**TASK PROMPT:** Your task is to output all the records below, word for word.

**DATA SECTION:**
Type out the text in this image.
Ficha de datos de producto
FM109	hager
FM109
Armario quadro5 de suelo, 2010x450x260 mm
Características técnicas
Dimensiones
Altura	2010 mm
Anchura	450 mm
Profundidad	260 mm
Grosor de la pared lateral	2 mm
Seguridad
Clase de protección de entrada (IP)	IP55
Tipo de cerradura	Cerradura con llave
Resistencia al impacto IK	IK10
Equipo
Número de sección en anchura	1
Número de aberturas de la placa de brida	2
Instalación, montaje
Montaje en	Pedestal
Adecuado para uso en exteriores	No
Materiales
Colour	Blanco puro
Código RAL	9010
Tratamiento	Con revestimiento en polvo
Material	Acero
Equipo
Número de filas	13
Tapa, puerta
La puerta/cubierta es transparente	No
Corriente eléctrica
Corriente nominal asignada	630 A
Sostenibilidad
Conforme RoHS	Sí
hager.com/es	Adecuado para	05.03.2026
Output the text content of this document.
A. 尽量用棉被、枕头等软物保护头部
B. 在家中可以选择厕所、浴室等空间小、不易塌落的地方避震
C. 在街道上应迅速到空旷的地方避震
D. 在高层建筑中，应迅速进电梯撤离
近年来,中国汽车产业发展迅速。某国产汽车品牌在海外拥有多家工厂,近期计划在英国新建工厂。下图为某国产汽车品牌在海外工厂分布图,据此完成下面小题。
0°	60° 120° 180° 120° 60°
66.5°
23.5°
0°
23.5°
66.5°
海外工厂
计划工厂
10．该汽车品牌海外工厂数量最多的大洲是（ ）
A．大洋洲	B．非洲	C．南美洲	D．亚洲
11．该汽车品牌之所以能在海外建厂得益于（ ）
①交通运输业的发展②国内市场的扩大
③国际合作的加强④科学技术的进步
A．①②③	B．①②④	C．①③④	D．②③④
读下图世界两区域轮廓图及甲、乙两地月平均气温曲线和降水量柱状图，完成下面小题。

**SOLUTION:**
Type out the text in this image.
Ficha de datos de producto
FM109	hager
FM109
Armario quadro5 de suelo, 2010x450x260 mm
Características técnicas
Dimensiones
Altura	2010 mm
Anchura	450 mm
Profundidad	260 mm
Grosor de la pared lateral	2 mm
Seguridad
Clase de protección de entrada (IP)	IP55
Tipo de cerradura	Cerradura con llave
Resistencia al impacto IK	IK10
Equipo
Número de sección en anchura	1
Número de aberturas de la placa de brida	2
Instalación, montaje
Montaje en	Pedestal
Adecuado para uso en exteriores	No
Materiales
Colour	Blanco puro
Código RAL	9010
Tratamiento	Con revestimiento en polvo
Material	Acero
Equipo
Número de filas	13
Tapa, puerta
La puerta/cubierta es transparente	No
Corriente eléctrica
Corriente nominal asignada	630 A
Sostenibilidad
Conforme RoHS	Sí
hager.com/es	Adecuado para	05.03.2026
Output the text content of this document.
A. 尽量用棉被、枕头等软物保护头部
B. 在家中可以选择厕所、浴室等空间小、不易塌落的地方避震
C. 在街道上应迅速到空旷的地方避震
D. 在高层建筑中，应迅速进电梯撤离
近年来,中国汽车产业发展迅速。某国产汽车品牌在海外拥有多家工厂,近期计划在英国新建工厂。下图为某国产汽车品牌在海外工厂分布图,据此完成下面小题。
0°	60° 120° 180° 120° 60°
66.5°
23.5°
0°
23.5°
66.5°
海外工厂
计划工厂
10．该汽车品牌海外工厂数量最多的大洲是（ ）
A．大洋洲	B．非洲	C．南美洲	D．亚洲
11．该汽车品牌之所以能在海外建厂得益于（ ）
①交通运输业的发展②国内市场的扩大
③国际合作的加强④科学技术的进步
A．①②③	B．①②④	C．①③④	D．②③④
读下图世界两区域轮廓图及甲、乙两地月平均气温曲线和降水量柱状图，完成下面小题。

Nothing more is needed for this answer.